§ Goal
Compile every line that includes the word "icon".
═══ Supplied records ═══
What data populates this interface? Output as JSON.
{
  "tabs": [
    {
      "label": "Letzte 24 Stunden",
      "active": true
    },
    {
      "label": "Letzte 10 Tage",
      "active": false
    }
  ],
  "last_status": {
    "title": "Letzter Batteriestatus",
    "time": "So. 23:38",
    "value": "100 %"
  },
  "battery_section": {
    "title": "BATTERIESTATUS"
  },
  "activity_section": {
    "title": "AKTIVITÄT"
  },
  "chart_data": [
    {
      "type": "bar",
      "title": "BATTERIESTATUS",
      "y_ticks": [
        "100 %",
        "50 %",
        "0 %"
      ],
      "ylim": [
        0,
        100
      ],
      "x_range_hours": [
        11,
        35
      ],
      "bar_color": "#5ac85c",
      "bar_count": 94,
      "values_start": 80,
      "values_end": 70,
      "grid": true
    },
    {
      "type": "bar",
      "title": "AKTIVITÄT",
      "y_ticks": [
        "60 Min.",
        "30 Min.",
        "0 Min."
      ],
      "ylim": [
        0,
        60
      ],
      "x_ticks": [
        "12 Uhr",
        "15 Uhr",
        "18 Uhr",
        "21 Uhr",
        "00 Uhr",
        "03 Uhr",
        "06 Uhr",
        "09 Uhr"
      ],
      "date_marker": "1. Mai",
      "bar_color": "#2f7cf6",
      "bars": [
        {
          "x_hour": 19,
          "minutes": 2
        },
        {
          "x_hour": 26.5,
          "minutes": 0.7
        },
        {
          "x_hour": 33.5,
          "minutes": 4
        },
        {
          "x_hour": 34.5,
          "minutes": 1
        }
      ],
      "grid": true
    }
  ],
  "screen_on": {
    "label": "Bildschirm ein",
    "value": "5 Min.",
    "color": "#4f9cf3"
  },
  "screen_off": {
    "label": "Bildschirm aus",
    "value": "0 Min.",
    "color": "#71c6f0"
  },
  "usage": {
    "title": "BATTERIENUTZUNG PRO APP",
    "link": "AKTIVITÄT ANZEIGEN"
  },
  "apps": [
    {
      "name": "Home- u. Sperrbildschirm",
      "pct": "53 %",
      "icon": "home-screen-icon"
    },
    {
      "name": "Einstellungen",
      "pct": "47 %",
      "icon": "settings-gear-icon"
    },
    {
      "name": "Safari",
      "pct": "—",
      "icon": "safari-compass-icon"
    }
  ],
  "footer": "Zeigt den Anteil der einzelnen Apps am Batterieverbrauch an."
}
═══
§ Written solution
      "icon": "home-screen-icon"
      "icon": "settings-gear-icon"
      "icon": "safari-compass-icon"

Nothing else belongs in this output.